Records about charts and figures
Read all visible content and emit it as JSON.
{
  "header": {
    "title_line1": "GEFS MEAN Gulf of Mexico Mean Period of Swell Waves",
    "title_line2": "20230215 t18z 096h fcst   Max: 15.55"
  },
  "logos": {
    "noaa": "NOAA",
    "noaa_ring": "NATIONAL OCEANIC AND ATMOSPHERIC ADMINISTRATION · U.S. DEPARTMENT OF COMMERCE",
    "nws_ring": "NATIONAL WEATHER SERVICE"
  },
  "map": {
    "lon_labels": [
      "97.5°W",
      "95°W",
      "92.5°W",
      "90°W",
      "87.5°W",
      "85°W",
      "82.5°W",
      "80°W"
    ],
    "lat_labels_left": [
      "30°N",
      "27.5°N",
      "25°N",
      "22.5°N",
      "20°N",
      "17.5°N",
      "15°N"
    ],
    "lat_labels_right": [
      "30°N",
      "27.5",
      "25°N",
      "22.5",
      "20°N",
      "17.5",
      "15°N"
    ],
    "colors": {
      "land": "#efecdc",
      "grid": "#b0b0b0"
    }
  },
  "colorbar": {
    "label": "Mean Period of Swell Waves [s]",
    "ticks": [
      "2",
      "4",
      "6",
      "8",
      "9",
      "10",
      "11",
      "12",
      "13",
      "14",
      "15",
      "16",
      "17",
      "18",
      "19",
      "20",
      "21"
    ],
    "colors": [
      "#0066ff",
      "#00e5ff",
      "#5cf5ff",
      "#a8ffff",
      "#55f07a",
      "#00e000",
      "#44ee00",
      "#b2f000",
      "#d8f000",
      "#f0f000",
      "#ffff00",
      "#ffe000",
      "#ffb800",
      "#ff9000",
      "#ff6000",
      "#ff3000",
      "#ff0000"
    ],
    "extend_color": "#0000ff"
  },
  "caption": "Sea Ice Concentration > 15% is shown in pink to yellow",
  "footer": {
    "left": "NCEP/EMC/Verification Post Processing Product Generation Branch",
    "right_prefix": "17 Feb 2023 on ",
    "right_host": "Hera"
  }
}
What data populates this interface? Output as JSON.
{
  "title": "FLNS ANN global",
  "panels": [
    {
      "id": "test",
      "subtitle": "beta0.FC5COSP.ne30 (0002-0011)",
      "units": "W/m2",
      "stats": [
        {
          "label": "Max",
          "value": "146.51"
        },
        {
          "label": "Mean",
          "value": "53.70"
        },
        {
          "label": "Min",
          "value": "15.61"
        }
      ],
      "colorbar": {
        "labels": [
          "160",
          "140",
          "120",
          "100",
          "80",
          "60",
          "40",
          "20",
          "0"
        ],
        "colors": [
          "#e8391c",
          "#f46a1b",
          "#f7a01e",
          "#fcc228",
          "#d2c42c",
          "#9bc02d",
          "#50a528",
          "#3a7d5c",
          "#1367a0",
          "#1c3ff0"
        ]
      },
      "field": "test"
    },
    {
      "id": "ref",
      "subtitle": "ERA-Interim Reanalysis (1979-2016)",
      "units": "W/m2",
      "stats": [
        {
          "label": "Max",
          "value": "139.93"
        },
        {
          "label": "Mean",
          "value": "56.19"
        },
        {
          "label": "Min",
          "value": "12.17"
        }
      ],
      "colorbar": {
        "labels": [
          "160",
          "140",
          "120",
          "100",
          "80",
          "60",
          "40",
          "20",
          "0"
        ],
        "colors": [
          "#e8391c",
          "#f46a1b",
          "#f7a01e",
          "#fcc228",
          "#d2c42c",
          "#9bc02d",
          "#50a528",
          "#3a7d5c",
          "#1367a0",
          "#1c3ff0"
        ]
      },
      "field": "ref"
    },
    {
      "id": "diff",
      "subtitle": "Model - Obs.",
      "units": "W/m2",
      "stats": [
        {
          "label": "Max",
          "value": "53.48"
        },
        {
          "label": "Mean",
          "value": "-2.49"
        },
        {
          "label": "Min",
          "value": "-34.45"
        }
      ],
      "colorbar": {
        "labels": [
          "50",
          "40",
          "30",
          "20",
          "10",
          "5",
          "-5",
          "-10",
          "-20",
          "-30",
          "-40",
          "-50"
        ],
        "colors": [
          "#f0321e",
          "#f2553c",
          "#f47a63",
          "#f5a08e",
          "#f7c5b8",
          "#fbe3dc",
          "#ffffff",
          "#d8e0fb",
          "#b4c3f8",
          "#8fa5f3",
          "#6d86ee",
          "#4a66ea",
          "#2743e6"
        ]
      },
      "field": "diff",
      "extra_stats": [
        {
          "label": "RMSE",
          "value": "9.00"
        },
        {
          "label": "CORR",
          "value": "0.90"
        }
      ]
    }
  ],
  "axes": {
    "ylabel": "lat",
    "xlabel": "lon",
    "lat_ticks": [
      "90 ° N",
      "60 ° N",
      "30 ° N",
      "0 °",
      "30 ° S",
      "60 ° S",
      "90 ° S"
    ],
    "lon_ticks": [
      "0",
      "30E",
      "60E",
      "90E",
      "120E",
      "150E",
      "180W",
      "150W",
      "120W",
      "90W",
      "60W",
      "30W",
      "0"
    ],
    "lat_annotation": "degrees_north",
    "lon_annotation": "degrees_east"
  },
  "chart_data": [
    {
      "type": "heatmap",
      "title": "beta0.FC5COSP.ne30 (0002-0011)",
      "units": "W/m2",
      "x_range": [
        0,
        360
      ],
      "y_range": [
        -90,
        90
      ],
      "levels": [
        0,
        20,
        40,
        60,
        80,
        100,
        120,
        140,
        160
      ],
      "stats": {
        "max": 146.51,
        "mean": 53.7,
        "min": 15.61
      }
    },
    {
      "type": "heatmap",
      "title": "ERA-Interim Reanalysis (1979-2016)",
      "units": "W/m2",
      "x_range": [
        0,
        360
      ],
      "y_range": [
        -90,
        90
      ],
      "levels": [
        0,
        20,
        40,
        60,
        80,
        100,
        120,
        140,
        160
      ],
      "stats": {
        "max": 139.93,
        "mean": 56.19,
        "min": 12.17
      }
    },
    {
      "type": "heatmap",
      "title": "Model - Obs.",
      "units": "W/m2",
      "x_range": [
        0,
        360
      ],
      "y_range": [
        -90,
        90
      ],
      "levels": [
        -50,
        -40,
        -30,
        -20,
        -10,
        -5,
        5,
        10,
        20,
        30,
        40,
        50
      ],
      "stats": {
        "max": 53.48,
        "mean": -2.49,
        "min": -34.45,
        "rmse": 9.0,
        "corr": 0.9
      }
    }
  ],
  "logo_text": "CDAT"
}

Problem description:
Print the whole listing again, exactly.

Answer to this problem:
Read all visible content and emit it as JSON.
{
  "header": {
    "title_line1": "GEFS MEAN Gulf of Mexico Mean Period of Swell Waves",
    "title_line2": "20230215 t18z 096h fcst   Max: 15.55"
  },
  "logos": {
    "noaa": "NOAA",
    "noaa_ring": "NATIONAL OCEANIC AND ATMOSPHERIC ADMINISTRATION · U.S. DEPARTMENT OF COMMERCE",
    "nws_ring": "NATIONAL WEATHER SERVICE"
  },
  "map": {
    "lon_labels": [
      "97.5°W",
      "95°W",
      "92.5°W",
      "90°W",
      "87.5°W",
      "85°W",
      "82.5°W",
      "80°W"
    ],
    "lat_labels_left": [
      "30°N",
      "27.5°N",
      "25°N",
      "22.5°N",
      "20°N",
      "17.5°N",
      "15°N"
    ],
    "lat_labels_right": [
      "30°N",
      "27.5",
      "25°N",
      "22.5",
      "20°N",
      "17.5",
      "15°N"
    ],
    "colors": {
      "land": "#efecdc",
      "grid": "#b0b0b0"
    }
  },
  "colorbar": {
    "label": "Mean Period of Swell Waves [s]",
    "ticks": [
      "2",
      "4",
      "6",
      "8",
      "9",
      "10",
      "11",
      "12",
      "13",
      "14",
      "15",
      "16",
      "17",
      "18",
      "19",
      "20",
      "21"
    ],
    "colors": [
      "#0066ff",
      "#00e5ff",
      "#5cf5ff",
      "#a8ffff",
      "#55f07a",
      "#00e000",
      "#44ee00",
      "#b2f000",
      "#d8f000",
      "#f0f000",
      "#ffff00",
      "#ffe000",
      "#ffb800",
      "#ff9000",
      "#ff6000",
      "#ff3000",
      "#ff0000"
    ],
    "extend_color": "#0000ff"
  },
  "caption": "Sea Ice Concentration > 15% is shown in pink to yellow",
  "footer": {
    "left": "NCEP/EMC/Verification Post Processing Product Generation Branch",
    "right_prefix": "17 Feb 2023 on ",
    "right_host": "Hera"
  }
}
What data populates this interface? Output as JSON.
{
  "title": "FLNS ANN global",
  "panels": [
    {
      "id": "test",
      "subtitle": "beta0.FC5COSP.ne30 (0002-0011)",
      "units": "W/m2",
      "stats": [
        {
          "label": "Max",
          "value": "146.51"
        },
        {
          "label": "Mean",
          "value": "53.70"
        },
        {
          "label": "Min",
          "value": "15.61"
        }
      ],
      "colorbar": {
        "labels": [
          "160",
          "140",
          "120",
          "100",
          "80",
          "60",
          "40",
          "20",
          "0"
        ],
        "colors": [
          "#e8391c",
          "#f46a1b",
          "#f7a01e",
          "#fcc228",
          "#d2c42c",
          "#9bc02d",
          "#50a528",
          "#3a7d5c",
          "#1367a0",
          "#1c3ff0"
        ]
      },
      "field": "test"
    },
    {
      "id": "ref",
      "subtitle": "ERA-Interim Reanalysis (1979-2016)",
      "units": "W/m2",
      "stats": [
        {
          "label": "Max",
          "value": "139.93"
        },
        {
          "label": "Mean",
          "value": "56.19"
        },
        {
          "label": "Min",
          "value": "12.17"
        }
      ],
      "colorbar": {
        "labels": [
          "160",
          "140",
          "120",
          "100",
          "80",
          "60",
          "40",
          "20",
          "0"
        ],
        "colors": [
          "#e8391c",
          "#f46a1b",
          "#f7a01e",
          "#fcc228",
          "#d2c42c",
          "#9bc02d",
          "#50a528",
          "#3a7d5c",
          "#1367a0",
          "#1c3ff0"
        ]
      },
      "field": "ref"
    },
    {
      "id": "diff",
      "subtitle": "Model - Obs.",
      "units": "W/m2",
      "stats": [
        {
          "label": "Max",
          "value": "53.48"
        },
        {
          "label": "Mean",
          "value": "-2.49"
        },
        {
          "label": "Min",
          "value": "-34.45"
        }
      ],
      "colorbar": {
        "labels": [
          "50",
          "40",
          "30",
          "20",
          "10",
          "5",
          "-5",
          "-10",
          "-20",
          "-30",
          "-40",
          "-50"
        ],
        "colors": [
          "#f0321e",
          "#f2553c",
          "#f47a63",
          "#f5a08e",
          "#f7c5b8",
          "#fbe3dc",
          "#ffffff",
          "#d8e0fb",
          "#b4c3f8",
          "#8fa5f3",
          "#6d86ee",
          "#4a66ea",
          "#2743e6"
        ]
      },
      "field": "diff",
      "extra_stats": [
        {
          "label": "RMSE",
          "value": "9.00"
        },
        {
          "label": "CORR",
          "value": "0.90"
        }
      ]
    }
  ],
  "axes": {
    "ylabel": "lat",
    "xlabel": "lon",
    "lat_ticks": [
      "90 ° N",
      "60 ° N",
      "30 ° N",
      "0 °",
      "30 ° S",
      "60 ° S",
      "90 ° S"
    ],
    "lon_ticks": [
      "0",
      "30E",
      "60E",
      "90E",
      "120E",
      "150E",
      "180W",
      "150W",
      "120W",
      "90W",
      "60W",
      "30W",
      "0"
    ],
    "lat_annotation": "degrees_north",
    "lon_annotation": "degrees_east"
  },
  "chart_data": [
    {
      "type": "heatmap",
      "title": "beta0.FC5COSP.ne30 (0002-0011)",
      "units": "W/m2",
      "x_range": [
        0,
        360
      ],
      "y_range": [
        -90,
        90
      ],
      "levels": [
        0,
        20,
        40,
        60,
        80,
        100,
        120,
        140,
        160
      ],
      "stats": {
        "max": 146.51,
        "mean": 53.7,
        "min": 15.61
      }
    },
    {
      "type": "heatmap",
      "title": "ERA-Interim Reanalysis (1979-2016)",
      "units": "W/m2",
      "x_range": [
        0,
        360
      ],
      "y_range": [
        -90,
        90
      ],
      "levels": [
        0,
        20,
        40,
        60,
        80,
        100,
        120,
        140,
        160
      ],
      "stats": {
        "max": 139.93,
        "mean": 56.19,
        "min": 12.17
      }
    },
    {
      "type": "heatmap",
      "title": "Model - Obs.",
      "units": "W/m2",
      "x_range": [
        0,
        360
      ],
      "y_range": [
        -90,
        90
      ],
      "levels": [
        -50,
        -40,
        -30,
        -20,
        -10,
        -5,
        5,
        10,
        20,
        30,
        40,
        50
      ],
      "stats": {
        "max": 53.48,
        "mean": -2.49,
        "min": -34.45,
        "rmse": 9.0,
        "corr": 0.9
      }
    }
  ],
  "logo_text": "CDAT"
}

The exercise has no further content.